(Stored records)
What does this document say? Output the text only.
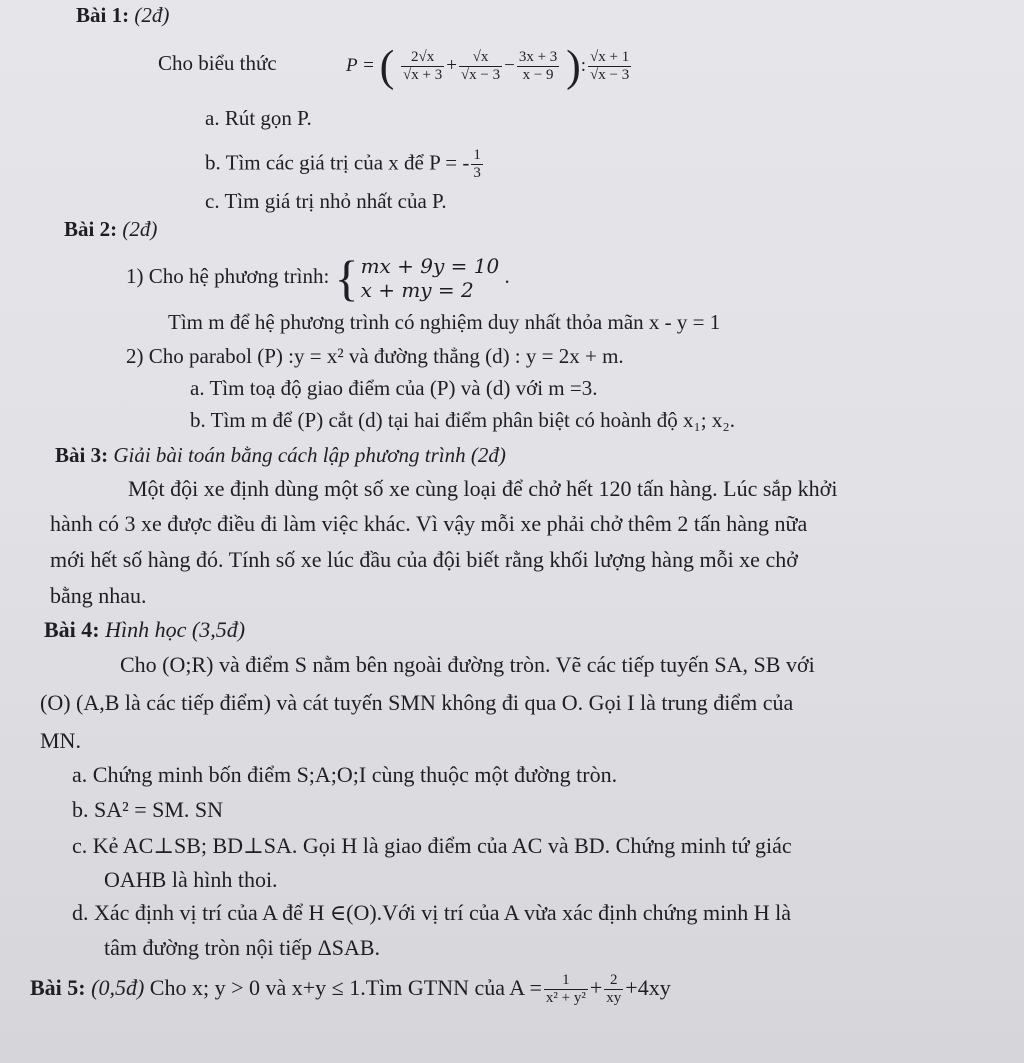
Bài 1: (2đ)
Cho biểu thức	P = ( $\frac{2√x}{√x + 3} + \frac{√x}{√x - 3} - \frac{3x + 3}{x - 9}$ ): $\frac{√x + 1}{√x - 3}$
a. Rút gọn P.
b. Tìm các giá trị của x để P = - $\frac{1}{3}$
c. Tìm giá trị nhỏ nhất của P.
Bài 2: (2đ)
1) Cho hệ phương trình: { mx + 9y = 10
x + my = 2
.
Tìm m để hệ phương trình có nghiệm duy nhất thỏa mãn x - y = 1
2) Cho parabol (P) :y = x² và đường thẳng (d) : y = 2x + m.
a. Tìm toạ độ giao điểm của (P) và (d) với m =3.
b. Tìm m để (P) cắt (d) tại hai điểm phân biệt có hoành độ x₁; x₂.
Bài 3: Giải bài toán bằng cách lập phương trình (2đ)
Một đội xe định dùng một số xe cùng loại để chở hết 120 tấn hàng. Lúc sắp khởi
hành có 3 xe được điều đi làm việc khác. Vì vậy mỗi xe phải chở thêm 2 tấn hàng nữa
mới hết số hàng đó. Tính số xe lúc đầu của đội biết rằng khối lượng hàng mỗi xe chở
bằng nhau.
Bài 4: Hình học (3,5đ)
Cho (O;R) và điểm S nằm bên ngoài đường tròn. Vẽ các tiếp tuyến SA, SB với
(O) (A,B là các tiếp điểm) và cát tuyến SMN không đi qua O. Gọi I là trung điểm của
MN.
a. Chứng minh bốn điểm S;A;O;I cùng thuộc một đường tròn.
b. SA² = SM. SN
c. Kẻ AC⊥SB; BD⊥SA. Gọi H là giao điểm của AC và BD. Chứng minh tứ giác
OAHB là hình thoi.
d. Xác định vị trí của A để H ∈(O).Với vị trí của A vừa xác định chứng minh H là
tâm đường tròn nội tiếp ΔSAB.
Bài 5: (0,5đ) Cho x; y > 0 và x+y ≤ 1.Tìm GTNN của $A = \frac{1}{\text{x² + y²}} + \frac{2}{xy} +4xy$
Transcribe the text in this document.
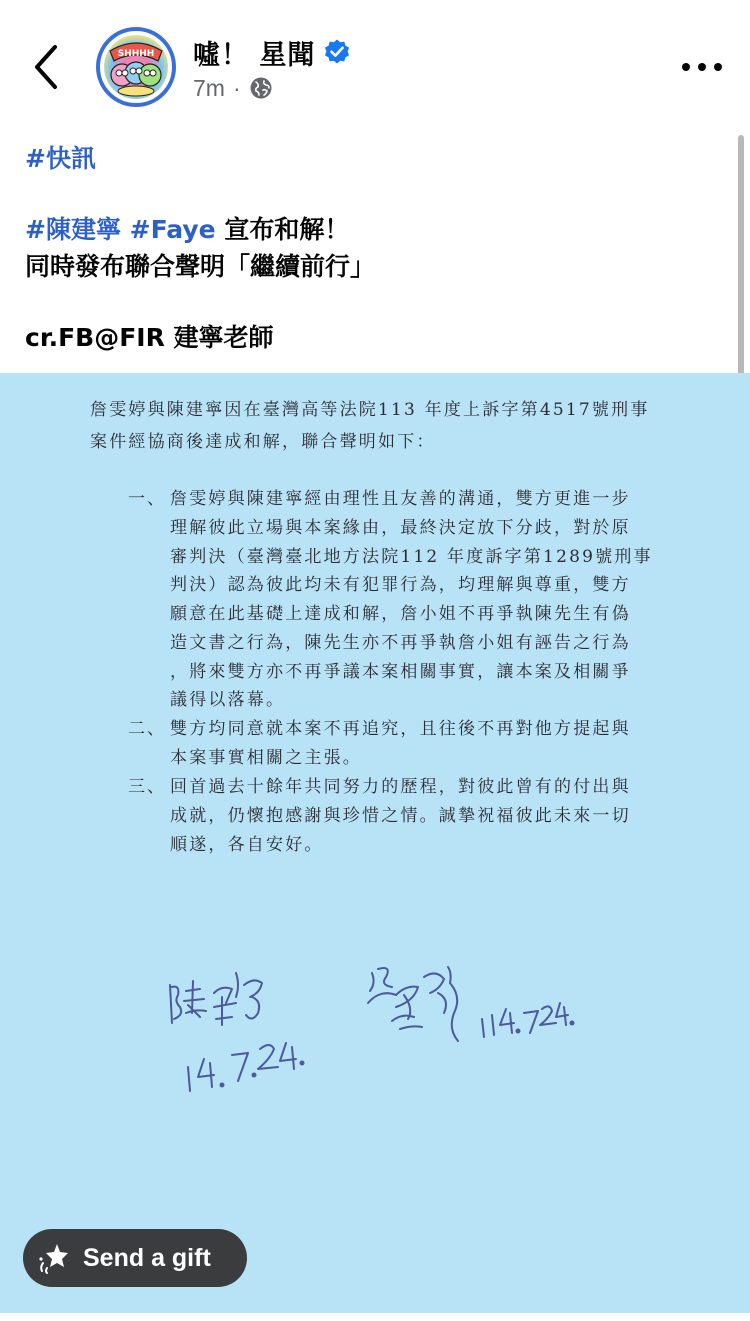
SHHHH 噓！ 星聞
7m ·
#快訊
#陳建寧 #Faye 宣布和解！
同時發布聯合聲明「繼續前行」
cr.FB@FIR 建寧老師
詹雯婷與陳建寧因在臺灣高等法院113 年度上訴字第4517號刑事
案件經協商後達成和解，聯合聲明如下：
一、 詹雯婷與陳建寧經由理性且友善的溝通，雙方更進一步
理解彼此立場與本案緣由，最終決定放下分歧，對於原
審判決（臺灣臺北地方法院112 年度訴字第1289號刑事
判決）認為彼此均未有犯罪行為，均理解與尊重，雙方
願意在此基礎上達成和解，詹小姐不再爭執陳先生有偽
造文書之行為，陳先生亦不再爭執詹小姐有誣告之行為
，將來雙方亦不再爭議本案相關事實，讓本案及相關爭
議得以落幕。
二、 雙方均同意就本案不再追究，且往後不再對他方提起與
本案事實相關之主張。
三、 回首過去十餘年共同努力的歷程，對彼此曾有的付出與
成就，仍懷抱感謝與珍惜之情。誠摯祝福彼此未來一切
順遂，各自安好。
Send a gift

(PROBLEM TO SOLVE):
All of the data above should be transcribed verbatim, with pictures omitted.

(RESPONSE TO THIS TASK):
What does this document say? Output the text only.
Bài 1: (2đ)
Cho biểu thức	P = ( $\frac{2√x}{√x + 3} + \frac{√x}{√x - 3} - \frac{3x + 3}{x - 9}$ ): $\frac{√x + 1}{√x - 3}$
a. Rút gọn P.
b. Tìm các giá trị của x để P = - $\frac{1}{3}$
c. Tìm giá trị nhỏ nhất của P.
Bài 2: (2đ)
1) Cho hệ phương trình: { mx + 9y = 10
x + my = 2
.
Tìm m để hệ phương trình có nghiệm duy nhất thỏa mãn x - y = 1
2) Cho parabol (P) :y = x² và đường thẳng (d) : y = 2x + m.
a. Tìm toạ độ giao điểm của (P) và (d) với m =3.
b. Tìm m để (P) cắt (d) tại hai điểm phân biệt có hoành độ x₁; x₂.
Bài 3: Giải bài toán bằng cách lập phương trình (2đ)
Một đội xe định dùng một số xe cùng loại để chở hết 120 tấn hàng. Lúc sắp khởi
hành có 3 xe được điều đi làm việc khác. Vì vậy mỗi xe phải chở thêm 2 tấn hàng nữa
mới hết số hàng đó. Tính số xe lúc đầu của đội biết rằng khối lượng hàng mỗi xe chở
bằng nhau.
Bài 4: Hình học (3,5đ)
Cho (O;R) và điểm S nằm bên ngoài đường tròn. Vẽ các tiếp tuyến SA, SB với
(O) (A,B là các tiếp điểm) và cát tuyến SMN không đi qua O. Gọi I là trung điểm của
MN.
a. Chứng minh bốn điểm S;A;O;I cùng thuộc một đường tròn.
b. SA² = SM. SN
c. Kẻ AC⊥SB; BD⊥SA. Gọi H là giao điểm của AC và BD. Chứng minh tứ giác
OAHB là hình thoi.
d. Xác định vị trí của A để H ∈(O).Với vị trí của A vừa xác định chứng minh H là
tâm đường tròn nội tiếp ΔSAB.
Bài 5: (0,5đ) Cho x; y > 0 và x+y ≤ 1.Tìm GTNN của $A = \frac{1}{\text{x² + y²}} + \frac{2}{xy} +4xy$
Transcribe the text in this document.
SHHHH 噓！ 星聞
7m ·
#快訊
#陳建寧 #Faye 宣布和解！
同時發布聯合聲明「繼續前行」
cr.FB@FIR 建寧老師
詹雯婷與陳建寧因在臺灣高等法院113 年度上訴字第4517號刑事
案件經協商後達成和解，聯合聲明如下：
一、 詹雯婷與陳建寧經由理性且友善的溝通，雙方更進一步
理解彼此立場與本案緣由，最終決定放下分歧，對於原
審判決（臺灣臺北地方法院112 年度訴字第1289號刑事
判決）認為彼此均未有犯罪行為，均理解與尊重，雙方
願意在此基礎上達成和解，詹小姐不再爭執陳先生有偽
造文書之行為，陳先生亦不再爭執詹小姐有誣告之行為
，將來雙方亦不再爭議本案相關事實，讓本案及相關爭
議得以落幕。
二、 雙方均同意就本案不再追究，且往後不再對他方提起與
本案事實相關之主張。
三、 回首過去十餘年共同努力的歷程，對彼此曾有的付出與
成就，仍懷抱感謝與珍惜之情。誠摯祝福彼此未來一切
順遂，各自安好。
Send a gift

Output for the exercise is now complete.